**What the task asks**
Transcribe every entry word for word. Skip the pictures.

(Records excerpted from a collection)
****************

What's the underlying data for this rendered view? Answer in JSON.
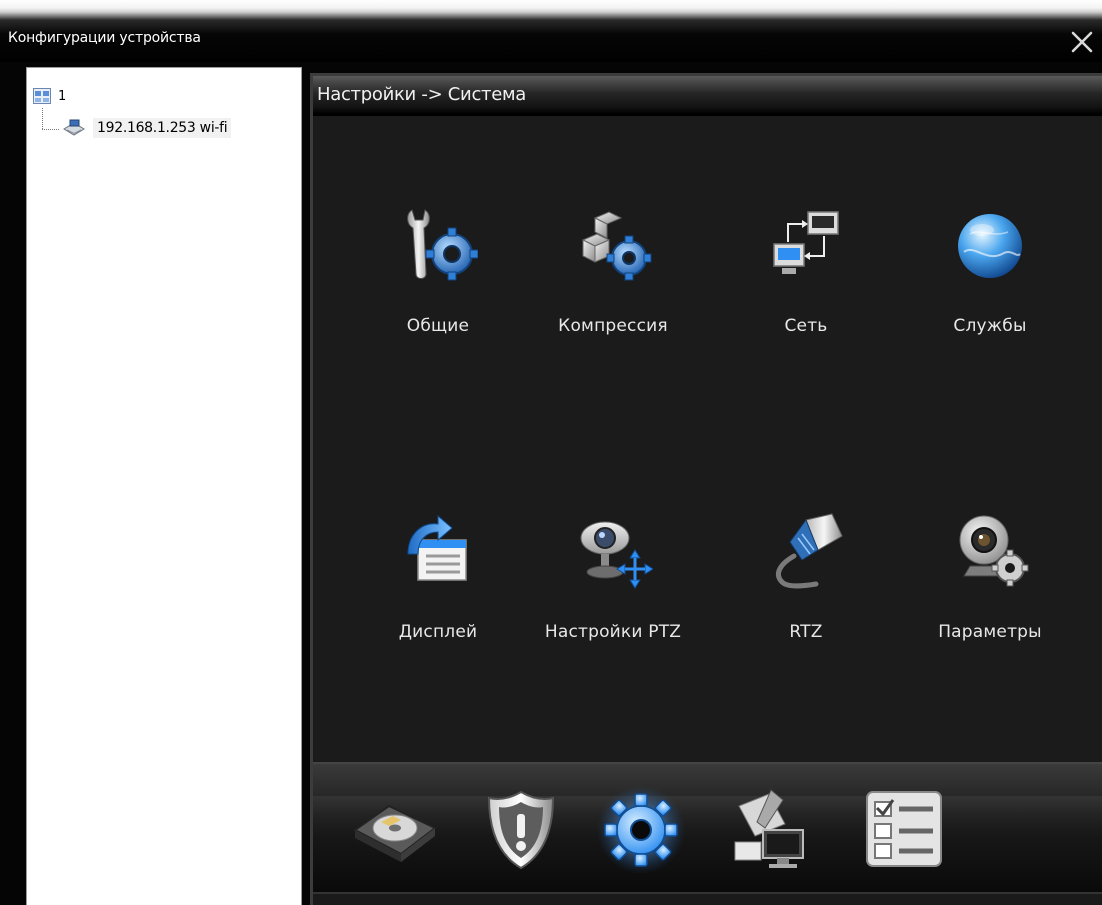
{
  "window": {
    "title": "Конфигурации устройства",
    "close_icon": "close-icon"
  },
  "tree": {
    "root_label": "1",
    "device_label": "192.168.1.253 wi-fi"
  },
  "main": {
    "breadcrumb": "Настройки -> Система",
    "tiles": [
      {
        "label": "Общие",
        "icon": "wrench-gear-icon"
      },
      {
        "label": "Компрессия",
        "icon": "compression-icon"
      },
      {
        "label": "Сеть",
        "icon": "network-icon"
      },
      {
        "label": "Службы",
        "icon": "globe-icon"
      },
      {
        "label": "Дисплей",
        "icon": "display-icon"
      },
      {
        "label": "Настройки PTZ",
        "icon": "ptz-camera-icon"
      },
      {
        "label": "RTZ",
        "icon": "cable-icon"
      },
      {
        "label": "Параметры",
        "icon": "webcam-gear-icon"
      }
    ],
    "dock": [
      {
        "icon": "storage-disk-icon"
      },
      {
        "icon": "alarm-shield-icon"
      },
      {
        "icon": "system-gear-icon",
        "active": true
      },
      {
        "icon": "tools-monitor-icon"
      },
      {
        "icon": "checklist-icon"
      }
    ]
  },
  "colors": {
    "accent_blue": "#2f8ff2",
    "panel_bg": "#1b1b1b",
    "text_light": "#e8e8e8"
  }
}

****************

**Written answer**
What's the underlying data for this rendered view? Answer in JSON.
{
  "window": {
    "title": "Конфигурации устройства",
    "close_icon": "close-icon"
  },
  "tree": {
    "root_label": "1",
    "device_label": "192.168.1.253 wi-fi"
  },
  "main": {
    "breadcrumb": "Настройки -> Система",
    "tiles": [
      {
        "label": "Общие",
        "icon": "wrench-gear-icon"
      },
      {
        "label": "Компрессия",
        "icon": "compression-icon"
      },
      {
        "label": "Сеть",
        "icon": "network-icon"
      },
      {
        "label": "Службы",
        "icon": "globe-icon"
      },
      {
        "label": "Дисплей",
        "icon": "display-icon"
      },
      {
        "label": "Настройки PTZ",
        "icon": "ptz-camera-icon"
      },
      {
        "label": "RTZ",
        "icon": "cable-icon"
      },
      {
        "label": "Параметры",
        "icon": "webcam-gear-icon"
      }
    ],
    "dock": [
      {
        "icon": "storage-disk-icon"
      },
      {
        "icon": "alarm-shield-icon"
      },
      {
        "icon": "system-gear-icon",
        "active": true
      },
      {
        "icon": "tools-monitor-icon"
      },
      {
        "icon": "checklist-icon"
      }
    ]
  },
  "colors": {
    "accent_blue": "#2f8ff2",
    "panel_bg": "#1b1b1b",
    "text_light": "#e8e8e8"
  }
}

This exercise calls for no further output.